---------- Entries shown

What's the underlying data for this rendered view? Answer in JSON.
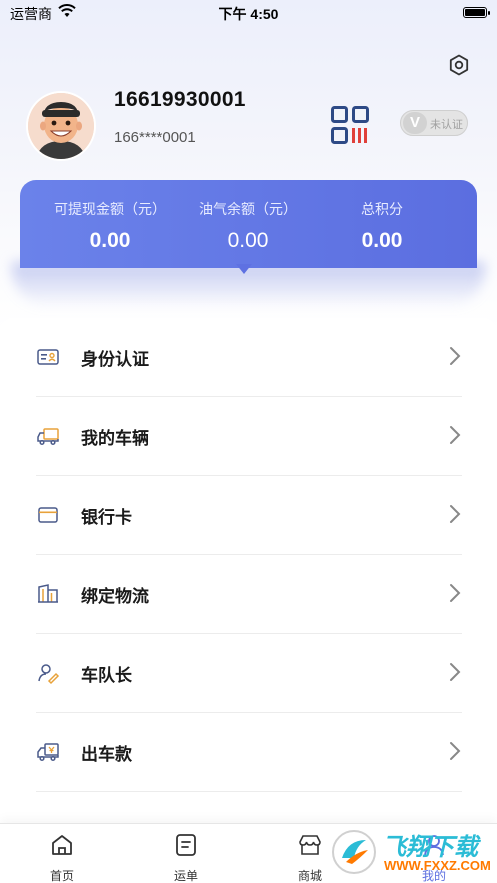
{
  "status_bar": {
    "carrier": "运营商",
    "time": "下午 4:50"
  },
  "profile": {
    "phone": "16619930001",
    "phone_masked": "166****0001",
    "cert_letter": "V",
    "cert_status": "未认证"
  },
  "balances": [
    {
      "label": "可提现金额（元）",
      "value": "0.00"
    },
    {
      "label": "油气余额（元）",
      "value": "0.00"
    },
    {
      "label": "总积分",
      "value": "0.00"
    }
  ],
  "menu": [
    {
      "label": "身份认证",
      "icon": "id-card-icon"
    },
    {
      "label": "我的车辆",
      "icon": "truck-icon"
    },
    {
      "label": "银行卡",
      "icon": "bank-card-icon"
    },
    {
      "label": "绑定物流",
      "icon": "building-icon"
    },
    {
      "label": "车队长",
      "icon": "captain-icon"
    },
    {
      "label": "出车款",
      "icon": "payment-truck-icon"
    }
  ],
  "tabs": [
    {
      "label": "首页",
      "icon": "home-icon"
    },
    {
      "label": "运单",
      "icon": "waybill-icon"
    },
    {
      "label": "商城",
      "icon": "store-icon"
    },
    {
      "label": "我的",
      "icon": "profile-icon"
    }
  ],
  "watermark": {
    "main": "飞翔下载",
    "sub": "WWW.FXXZ.COM"
  },
  "colors": {
    "accent": "#5b6ee0",
    "qr_red": "#e0403a",
    "qr_navy": "#2e4a86"
  }
}
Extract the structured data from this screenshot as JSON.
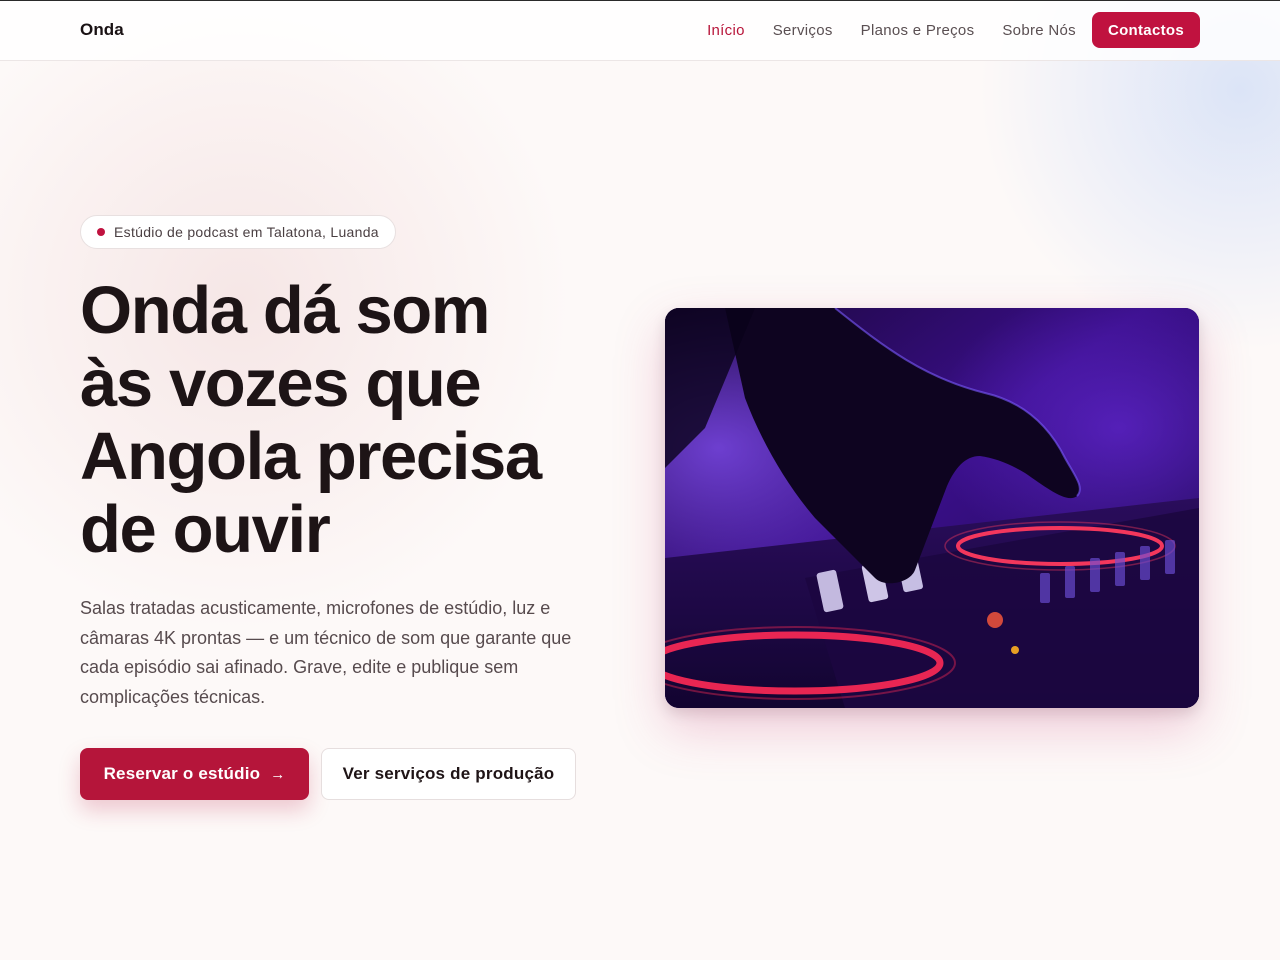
{
  "header": {
    "logo": "Onda",
    "nav": [
      {
        "label": "Início",
        "active": true
      },
      {
        "label": "Serviços"
      },
      {
        "label": "Planos e Preços"
      },
      {
        "label": "Sobre Nós"
      }
    ],
    "cta_label": "Contactos"
  },
  "hero": {
    "badge": "Estúdio de podcast em Talatona, Luanda",
    "title_lines": [
      "Onda dá som",
      "às vozes que",
      "Angola precisa",
      "de ouvir"
    ],
    "lead": "Salas tratadas acusticamente, microfones de estúdio, luz e câmaras 4K prontas — e um técnico de som que garante que cada episódio sai afinado. Grave, edite e publique sem complicações técnicas.",
    "primary_button": "Reservar o estúdio",
    "primary_button_icon": "arrow-right-icon",
    "secondary_button": "Ver serviços de produção",
    "image_subject": "hand-on-dj-controller-image"
  },
  "colors": {
    "accent": "#c0123f",
    "text": "#1d1416",
    "muted": "#574b4e",
    "background": "#fdf9f8"
  }
}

--------------------

_Problem description_
Identify all lines in the records above with the word "data".

_Correct result_
What's the underlying data for this rendered view? Answer in JSON.
Extract the structured data from this screenshot as JSON.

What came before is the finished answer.